→ **GIVEN INSTRUCTION**:
Rewrite all of the data below with every "Patent image size" changed to "Drawing dimensions" and nothing else altered. Leave the pictures out.

→ **ENTRIES**:
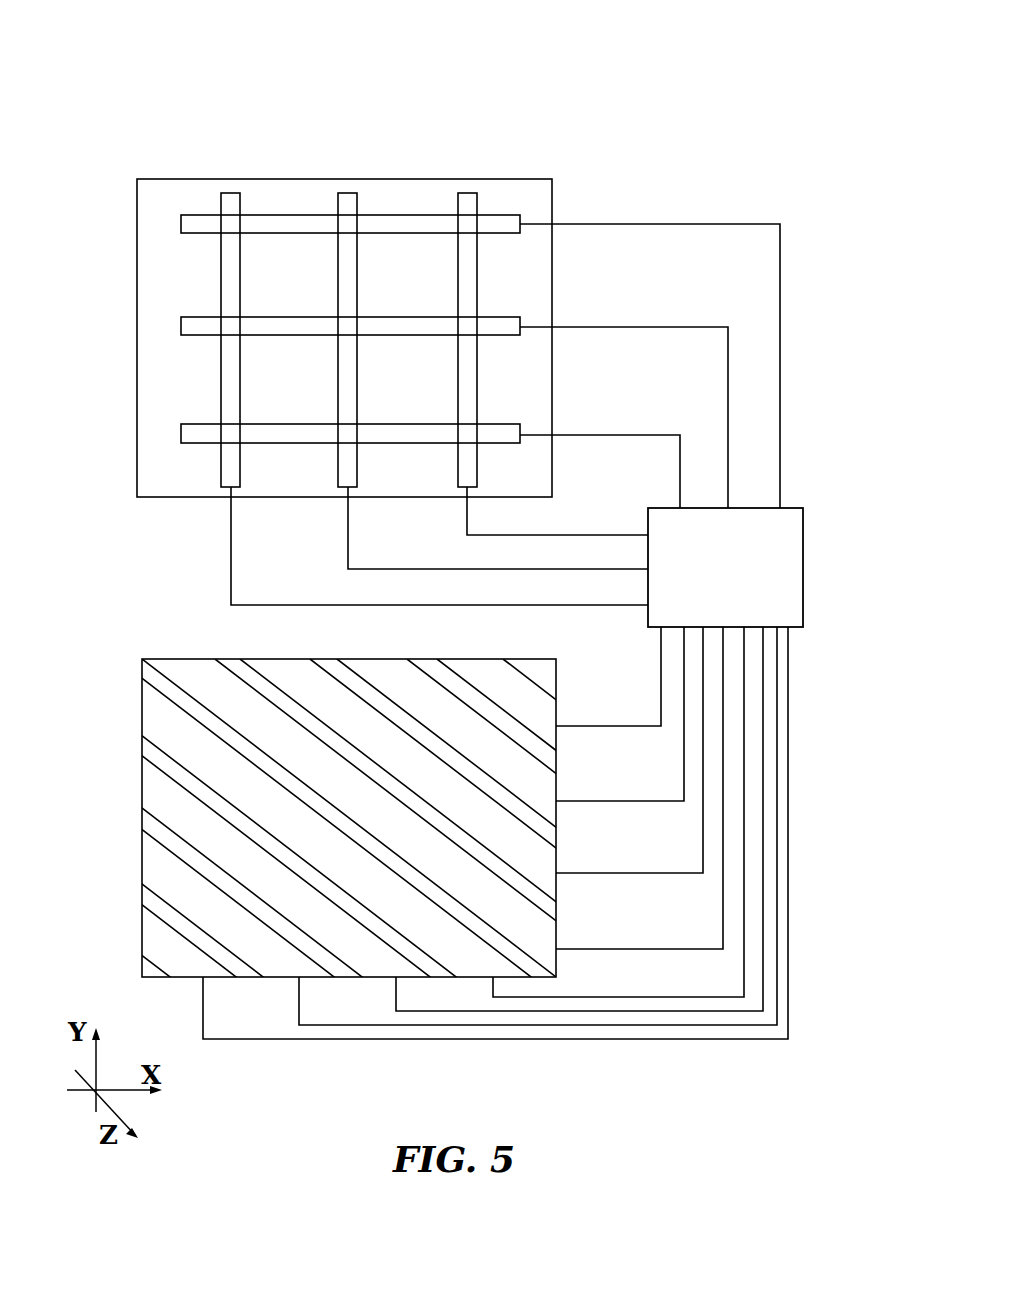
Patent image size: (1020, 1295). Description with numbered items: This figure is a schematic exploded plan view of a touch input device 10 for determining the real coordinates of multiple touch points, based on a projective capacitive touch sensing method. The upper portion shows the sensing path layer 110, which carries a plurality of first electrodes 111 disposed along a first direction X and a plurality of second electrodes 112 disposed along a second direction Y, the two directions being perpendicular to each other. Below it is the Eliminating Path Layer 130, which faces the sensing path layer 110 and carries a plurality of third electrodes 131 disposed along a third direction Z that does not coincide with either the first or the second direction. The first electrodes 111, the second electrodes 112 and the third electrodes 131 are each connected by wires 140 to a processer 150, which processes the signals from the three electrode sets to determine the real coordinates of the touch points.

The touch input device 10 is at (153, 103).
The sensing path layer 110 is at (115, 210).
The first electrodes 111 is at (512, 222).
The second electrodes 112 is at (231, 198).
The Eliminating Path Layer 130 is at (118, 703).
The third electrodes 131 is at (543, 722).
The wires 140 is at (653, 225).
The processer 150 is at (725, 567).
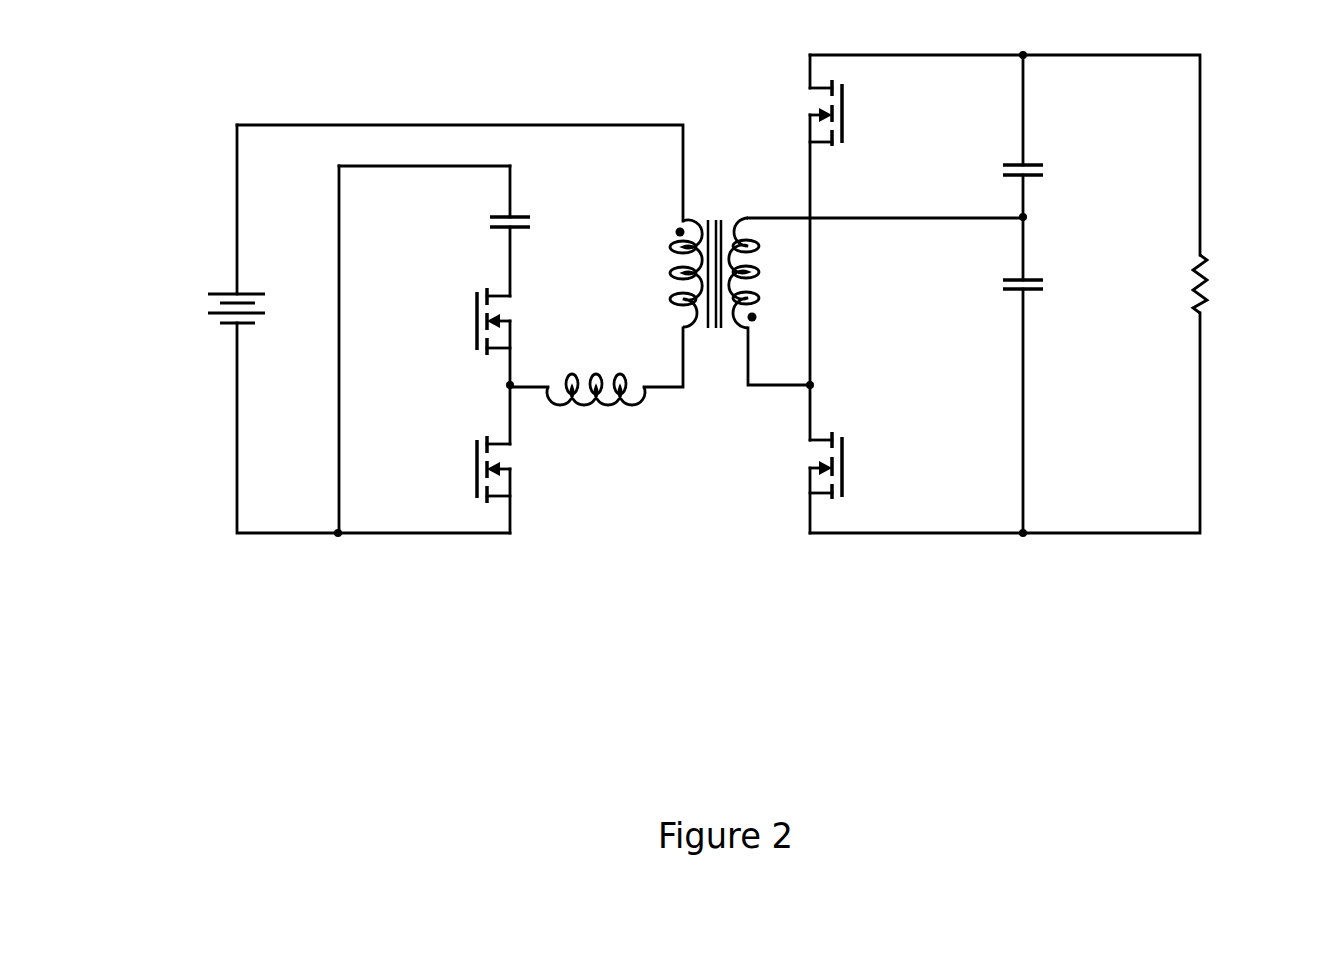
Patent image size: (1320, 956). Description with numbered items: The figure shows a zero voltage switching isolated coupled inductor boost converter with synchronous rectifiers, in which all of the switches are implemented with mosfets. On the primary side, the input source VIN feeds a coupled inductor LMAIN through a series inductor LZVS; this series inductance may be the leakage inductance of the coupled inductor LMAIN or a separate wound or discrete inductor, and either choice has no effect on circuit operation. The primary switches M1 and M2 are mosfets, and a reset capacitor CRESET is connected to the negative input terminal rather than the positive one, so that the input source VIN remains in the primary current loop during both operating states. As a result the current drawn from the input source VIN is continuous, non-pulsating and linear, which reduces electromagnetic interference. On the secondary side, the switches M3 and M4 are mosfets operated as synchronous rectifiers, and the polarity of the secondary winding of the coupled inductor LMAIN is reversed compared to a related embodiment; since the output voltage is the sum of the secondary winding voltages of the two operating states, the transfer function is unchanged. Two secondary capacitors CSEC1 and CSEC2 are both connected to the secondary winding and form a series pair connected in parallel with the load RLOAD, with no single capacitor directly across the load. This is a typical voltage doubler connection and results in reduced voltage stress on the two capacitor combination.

→ **EXERCISE RESPONSE**:
Drawing dimensions: (1020, 1295). Description with numbered items: This figure is a schematic exploded plan view of a touch input device 10 for determining the real coordinates of multiple touch points, based on a projective capacitive touch sensing method. The upper portion shows the sensing path layer 110, which carries a plurality of first electrodes 111 disposed along a first direction X and a plurality of second electrodes 112 disposed along a second direction Y, the two directions being perpendicular to each other. Below it is the Eliminating Path Layer 130, which faces the sensing path layer 110 and carries a plurality of third electrodes 131 disposed along a third direction Z that does not coincide with either the first or the second direction. The first electrodes 111, the second electrodes 112 and the third electrodes 131 are each connected by wires 140 to a processer 150, which processes the signals from the three electrode sets to determine the real coordinates of the touch points.

The touch input device 10 is at (153, 103).
The sensing path layer 110 is at (115, 210).
The first electrodes 111 is at (512, 222).
The second electrodes 112 is at (231, 198).
The Eliminating Path Layer 130 is at (118, 703).
The third electrodes 131 is at (543, 722).
The wires 140 is at (653, 225).
The processer 150 is at (725, 567).
Drawing dimensions: (1320, 956). Description with numbered items: The figure shows a zero voltage switching isolated coupled inductor boost converter with synchronous rectifiers, in which all of the switches are implemented with mosfets. On the primary side, the input source VIN feeds a coupled inductor LMAIN through a series inductor LZVS; this series inductance may be the leakage inductance of the coupled inductor LMAIN or a separate wound or discrete inductor, and either choice has no effect on circuit operation. The primary switches M1 and M2 are mosfets, and a reset capacitor CRESET is connected to the negative input terminal rather than the positive one, so that the input source VIN remains in the primary current loop during both operating states. As a result the current drawn from the input source VIN is continuous, non-pulsating and linear, which reduces electromagnetic interference. On the secondary side, the switches M3 and M4 are mosfets operated as synchronous rectifiers, and the polarity of the secondary winding of the coupled inductor LMAIN is reversed compared to a related embodiment; since the output voltage is the sum of the secondary winding voltages of the two operating states, the transfer function is unchanged. Two secondary capacitors CSEC1 and CSEC2 are both connected to the secondary winding and form a series pair connected in parallel with the load RLOAD, with no single capacitor directly across the load. This is a typical voltage doubler connection and results in reduced voltage stress on the two capacitor combination.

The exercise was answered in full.